>> begin

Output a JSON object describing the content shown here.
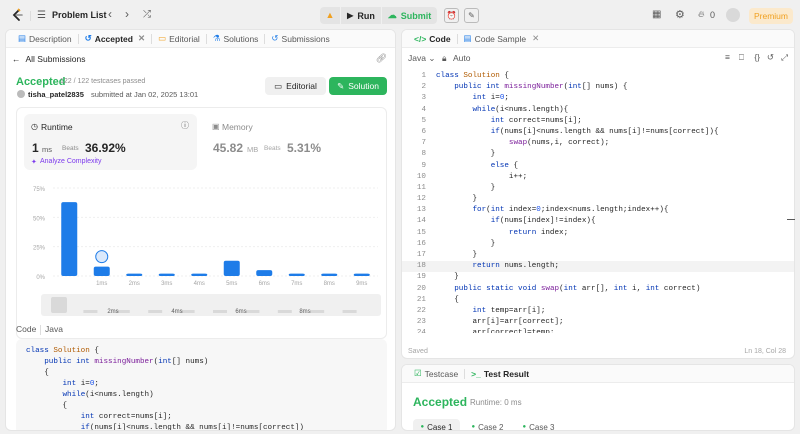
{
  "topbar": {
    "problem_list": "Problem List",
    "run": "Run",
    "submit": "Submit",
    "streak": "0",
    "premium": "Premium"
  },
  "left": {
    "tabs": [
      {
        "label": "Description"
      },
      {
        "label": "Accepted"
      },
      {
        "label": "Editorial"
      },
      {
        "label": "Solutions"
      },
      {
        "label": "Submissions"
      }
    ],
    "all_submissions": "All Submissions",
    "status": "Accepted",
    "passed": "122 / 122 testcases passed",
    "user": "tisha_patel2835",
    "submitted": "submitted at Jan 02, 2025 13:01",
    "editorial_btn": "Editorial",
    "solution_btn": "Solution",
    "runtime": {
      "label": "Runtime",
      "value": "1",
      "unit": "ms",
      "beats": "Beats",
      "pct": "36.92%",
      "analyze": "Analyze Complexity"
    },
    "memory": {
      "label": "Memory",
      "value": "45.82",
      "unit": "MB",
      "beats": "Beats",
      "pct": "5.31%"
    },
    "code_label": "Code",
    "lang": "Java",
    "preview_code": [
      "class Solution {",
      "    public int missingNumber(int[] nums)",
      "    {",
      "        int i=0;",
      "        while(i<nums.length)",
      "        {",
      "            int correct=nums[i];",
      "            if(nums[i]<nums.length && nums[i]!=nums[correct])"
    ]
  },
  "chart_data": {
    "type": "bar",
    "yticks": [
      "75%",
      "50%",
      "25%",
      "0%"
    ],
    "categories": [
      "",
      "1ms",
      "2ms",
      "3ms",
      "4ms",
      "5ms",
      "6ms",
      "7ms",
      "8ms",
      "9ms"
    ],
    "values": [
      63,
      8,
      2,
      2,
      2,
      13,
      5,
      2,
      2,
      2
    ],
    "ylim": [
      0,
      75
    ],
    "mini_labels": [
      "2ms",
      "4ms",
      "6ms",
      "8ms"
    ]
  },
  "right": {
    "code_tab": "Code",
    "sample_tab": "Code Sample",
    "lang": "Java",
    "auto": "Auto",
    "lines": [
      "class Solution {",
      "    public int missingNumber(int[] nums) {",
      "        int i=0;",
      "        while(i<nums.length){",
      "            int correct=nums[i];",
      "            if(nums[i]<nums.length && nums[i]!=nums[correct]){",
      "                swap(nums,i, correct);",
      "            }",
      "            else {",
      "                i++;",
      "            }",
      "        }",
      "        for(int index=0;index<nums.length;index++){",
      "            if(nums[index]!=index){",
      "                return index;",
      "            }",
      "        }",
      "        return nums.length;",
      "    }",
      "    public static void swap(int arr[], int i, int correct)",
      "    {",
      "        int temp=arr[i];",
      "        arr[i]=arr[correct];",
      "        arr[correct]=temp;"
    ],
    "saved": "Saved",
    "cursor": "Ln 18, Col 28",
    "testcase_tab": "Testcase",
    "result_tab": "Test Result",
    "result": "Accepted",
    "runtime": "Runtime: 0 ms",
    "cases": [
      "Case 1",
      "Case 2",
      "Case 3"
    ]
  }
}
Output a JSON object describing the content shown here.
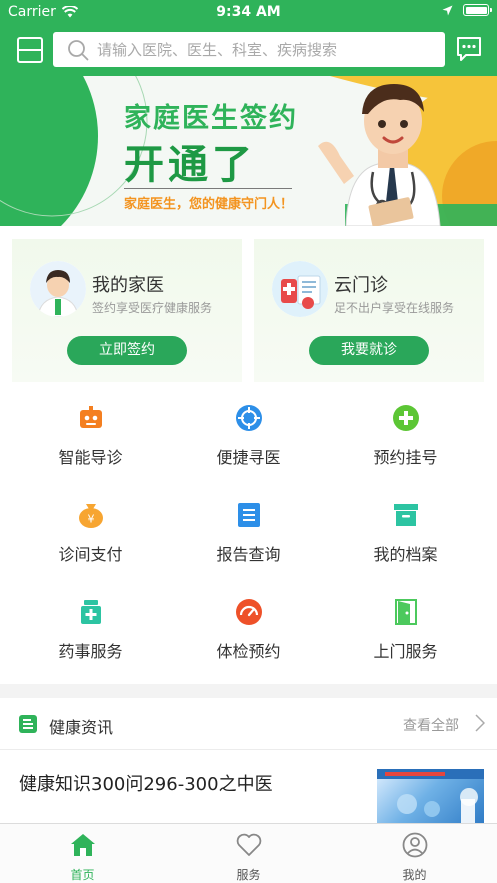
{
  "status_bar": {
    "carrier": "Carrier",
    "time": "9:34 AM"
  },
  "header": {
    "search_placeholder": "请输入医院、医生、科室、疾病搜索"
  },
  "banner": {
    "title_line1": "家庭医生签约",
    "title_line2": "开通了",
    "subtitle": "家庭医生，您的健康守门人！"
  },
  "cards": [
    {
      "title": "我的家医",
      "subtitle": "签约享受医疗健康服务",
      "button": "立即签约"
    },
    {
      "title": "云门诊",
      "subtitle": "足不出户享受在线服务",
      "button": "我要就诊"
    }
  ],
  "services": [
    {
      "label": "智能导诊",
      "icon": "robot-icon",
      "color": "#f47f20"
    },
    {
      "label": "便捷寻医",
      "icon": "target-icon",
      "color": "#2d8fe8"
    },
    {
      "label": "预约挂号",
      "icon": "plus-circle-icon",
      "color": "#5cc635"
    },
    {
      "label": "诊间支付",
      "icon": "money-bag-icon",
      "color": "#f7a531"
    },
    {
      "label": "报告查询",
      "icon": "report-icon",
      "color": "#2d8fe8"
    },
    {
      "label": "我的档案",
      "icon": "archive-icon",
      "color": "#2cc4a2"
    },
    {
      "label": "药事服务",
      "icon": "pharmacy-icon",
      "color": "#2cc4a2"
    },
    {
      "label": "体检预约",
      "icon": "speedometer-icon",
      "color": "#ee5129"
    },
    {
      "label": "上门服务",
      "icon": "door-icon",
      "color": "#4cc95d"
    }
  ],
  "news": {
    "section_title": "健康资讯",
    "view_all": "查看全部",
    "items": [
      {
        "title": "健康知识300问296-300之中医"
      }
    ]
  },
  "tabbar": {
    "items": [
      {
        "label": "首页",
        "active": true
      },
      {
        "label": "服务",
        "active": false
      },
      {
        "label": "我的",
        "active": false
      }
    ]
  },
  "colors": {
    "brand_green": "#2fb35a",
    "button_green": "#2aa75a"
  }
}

>> end

- _INSTRUCTIONS FOR THE TASK_:
Copy out every line of the data that includes "nums".

- _TASK OUTPUT_:
      "    public int missingNumber(int[] nums)",
      "        while(i<nums.length)",
      "            int correct=nums[i];",
      "            if(nums[i]<nums.length && nums[i]!=nums[correct])"
      "    public int missingNumber(int[] nums) {",
      "        while(i<nums.length){",
      "            int correct=nums[i];",
      "            if(nums[i]<nums.length && nums[i]!=nums[correct]){",
      "                swap(nums,i, correct);",
      "        for(int index=0;index<nums.length;index++){",
      "            if(nums[index]!=index){",
      "        return nums.length;",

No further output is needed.